Instructions to follow
Copy each entry as it stands, leaving nothing out.

Given data
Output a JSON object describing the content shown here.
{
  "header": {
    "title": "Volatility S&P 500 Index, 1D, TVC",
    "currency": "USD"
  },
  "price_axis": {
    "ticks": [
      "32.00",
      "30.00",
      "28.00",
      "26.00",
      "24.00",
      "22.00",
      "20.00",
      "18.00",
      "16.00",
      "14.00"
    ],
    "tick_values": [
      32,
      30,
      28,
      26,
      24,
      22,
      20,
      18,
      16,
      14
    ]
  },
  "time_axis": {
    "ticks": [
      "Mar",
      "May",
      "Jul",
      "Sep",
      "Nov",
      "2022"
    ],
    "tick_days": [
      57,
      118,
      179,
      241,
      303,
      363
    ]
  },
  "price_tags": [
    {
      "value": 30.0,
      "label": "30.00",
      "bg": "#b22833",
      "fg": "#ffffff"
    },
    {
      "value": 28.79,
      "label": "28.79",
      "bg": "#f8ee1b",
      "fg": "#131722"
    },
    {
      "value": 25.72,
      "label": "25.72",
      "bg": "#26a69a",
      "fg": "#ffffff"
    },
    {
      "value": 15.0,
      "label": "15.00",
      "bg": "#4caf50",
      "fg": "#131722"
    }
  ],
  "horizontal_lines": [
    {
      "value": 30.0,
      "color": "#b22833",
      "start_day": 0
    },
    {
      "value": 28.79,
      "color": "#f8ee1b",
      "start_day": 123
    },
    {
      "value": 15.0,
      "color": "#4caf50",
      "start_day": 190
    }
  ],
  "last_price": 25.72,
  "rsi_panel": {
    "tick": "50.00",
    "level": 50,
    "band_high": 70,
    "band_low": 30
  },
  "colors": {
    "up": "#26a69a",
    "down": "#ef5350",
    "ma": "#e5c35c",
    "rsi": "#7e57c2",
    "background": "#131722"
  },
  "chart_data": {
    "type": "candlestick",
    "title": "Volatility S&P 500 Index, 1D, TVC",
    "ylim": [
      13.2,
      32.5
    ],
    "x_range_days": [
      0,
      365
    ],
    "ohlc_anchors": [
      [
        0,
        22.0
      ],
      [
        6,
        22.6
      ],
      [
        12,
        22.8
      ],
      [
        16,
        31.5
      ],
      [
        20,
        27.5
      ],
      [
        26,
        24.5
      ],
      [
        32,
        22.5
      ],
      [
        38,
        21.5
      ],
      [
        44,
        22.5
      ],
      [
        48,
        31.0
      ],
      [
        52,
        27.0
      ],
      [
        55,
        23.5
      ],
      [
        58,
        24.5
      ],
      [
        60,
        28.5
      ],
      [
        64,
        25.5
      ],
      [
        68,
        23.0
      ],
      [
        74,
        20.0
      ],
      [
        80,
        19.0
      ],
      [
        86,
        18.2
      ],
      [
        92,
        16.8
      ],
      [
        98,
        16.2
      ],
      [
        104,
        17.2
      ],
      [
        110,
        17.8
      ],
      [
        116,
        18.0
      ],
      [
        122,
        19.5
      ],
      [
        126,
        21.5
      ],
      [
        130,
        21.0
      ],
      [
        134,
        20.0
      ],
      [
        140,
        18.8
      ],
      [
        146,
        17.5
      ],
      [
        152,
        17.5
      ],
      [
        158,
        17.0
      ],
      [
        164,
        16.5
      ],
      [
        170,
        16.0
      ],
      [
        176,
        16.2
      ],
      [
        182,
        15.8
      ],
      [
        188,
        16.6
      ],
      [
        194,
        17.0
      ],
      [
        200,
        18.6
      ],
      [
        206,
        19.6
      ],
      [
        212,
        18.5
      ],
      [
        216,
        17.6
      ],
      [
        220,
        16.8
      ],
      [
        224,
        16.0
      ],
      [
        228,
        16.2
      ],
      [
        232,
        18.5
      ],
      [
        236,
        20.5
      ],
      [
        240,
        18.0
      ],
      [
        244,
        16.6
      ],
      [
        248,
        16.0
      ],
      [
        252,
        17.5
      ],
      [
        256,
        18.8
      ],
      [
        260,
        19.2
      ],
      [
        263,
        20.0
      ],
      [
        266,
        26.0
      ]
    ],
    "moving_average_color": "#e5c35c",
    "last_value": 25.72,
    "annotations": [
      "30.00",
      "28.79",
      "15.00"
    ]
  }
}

Problem solution
Output a JSON object describing the content shown here.
{
  "header": {
    "title": "Volatility S&P 500 Index, 1D, TVC",
    "currency": "USD"
  },
  "price_axis": {
    "ticks": [
      "32.00",
      "30.00",
      "28.00",
      "26.00",
      "24.00",
      "22.00",
      "20.00",
      "18.00",
      "16.00",
      "14.00"
    ],
    "tick_values": [
      32,
      30,
      28,
      26,
      24,
      22,
      20,
      18,
      16,
      14
    ]
  },
  "time_axis": {
    "ticks": [
      "Mar",
      "May",
      "Jul",
      "Sep",
      "Nov",
      "2022"
    ],
    "tick_days": [
      57,
      118,
      179,
      241,
      303,
      363
    ]
  },
  "price_tags": [
    {
      "value": 30.0,
      "label": "30.00",
      "bg": "#b22833",
      "fg": "#ffffff"
    },
    {
      "value": 28.79,
      "label": "28.79",
      "bg": "#f8ee1b",
      "fg": "#131722"
    },
    {
      "value": 25.72,
      "label": "25.72",
      "bg": "#26a69a",
      "fg": "#ffffff"
    },
    {
      "value": 15.0,
      "label": "15.00",
      "bg": "#4caf50",
      "fg": "#131722"
    }
  ],
  "horizontal_lines": [
    {
      "value": 30.0,
      "color": "#b22833",
      "start_day": 0
    },
    {
      "value": 28.79,
      "color": "#f8ee1b",
      "start_day": 123
    },
    {
      "value": 15.0,
      "color": "#4caf50",
      "start_day": 190
    }
  ],
  "last_price": 25.72,
  "rsi_panel": {
    "tick": "50.00",
    "level": 50,
    "band_high": 70,
    "band_low": 30
  },
  "colors": {
    "up": "#26a69a",
    "down": "#ef5350",
    "ma": "#e5c35c",
    "rsi": "#7e57c2",
    "background": "#131722"
  },
  "chart_data": {
    "type": "candlestick",
    "title": "Volatility S&P 500 Index, 1D, TVC",
    "ylim": [
      13.2,
      32.5
    ],
    "x_range_days": [
      0,
      365
    ],
    "ohlc_anchors": [
      [
        0,
        22.0
      ],
      [
        6,
        22.6
      ],
      [
        12,
        22.8
      ],
      [
        16,
        31.5
      ],
      [
        20,
        27.5
      ],
      [
        26,
        24.5
      ],
      [
        32,
        22.5
      ],
      [
        38,
        21.5
      ],
      [
        44,
        22.5
      ],
      [
        48,
        31.0
      ],
      [
        52,
        27.0
      ],
      [
        55,
        23.5
      ],
      [
        58,
        24.5
      ],
      [
        60,
        28.5
      ],
      [
        64,
        25.5
      ],
      [
        68,
        23.0
      ],
      [
        74,
        20.0
      ],
      [
        80,
        19.0
      ],
      [
        86,
        18.2
      ],
      [
        92,
        16.8
      ],
      [
        98,
        16.2
      ],
      [
        104,
        17.2
      ],
      [
        110,
        17.8
      ],
      [
        116,
        18.0
      ],
      [
        122,
        19.5
      ],
      [
        126,
        21.5
      ],
      [
        130,
        21.0
      ],
      [
        134,
        20.0
      ],
      [
        140,
        18.8
      ],
      [
        146,
        17.5
      ],
      [
        152,
        17.5
      ],
      [
        158,
        17.0
      ],
      [
        164,
        16.5
      ],
      [
        170,
        16.0
      ],
      [
        176,
        16.2
      ],
      [
        182,
        15.8
      ],
      [
        188,
        16.6
      ],
      [
        194,
        17.0
      ],
      [
        200,
        18.6
      ],
      [
        206,
        19.6
      ],
      [
        212,
        18.5
      ],
      [
        216,
        17.6
      ],
      [
        220,
        16.8
      ],
      [
        224,
        16.0
      ],
      [
        228,
        16.2
      ],
      [
        232,
        18.5
      ],
      [
        236,
        20.5
      ],
      [
        240,
        18.0
      ],
      [
        244,
        16.6
      ],
      [
        248,
        16.0
      ],
      [
        252,
        17.5
      ],
      [
        256,
        18.8
      ],
      [
        260,
        19.2
      ],
      [
        263,
        20.0
      ],
      [
        266,
        26.0
      ]
    ],
    "moving_average_color": "#e5c35c",
    "last_value": 25.72,
    "annotations": [
      "30.00",
      "28.79",
      "15.00"
    ]
  }
}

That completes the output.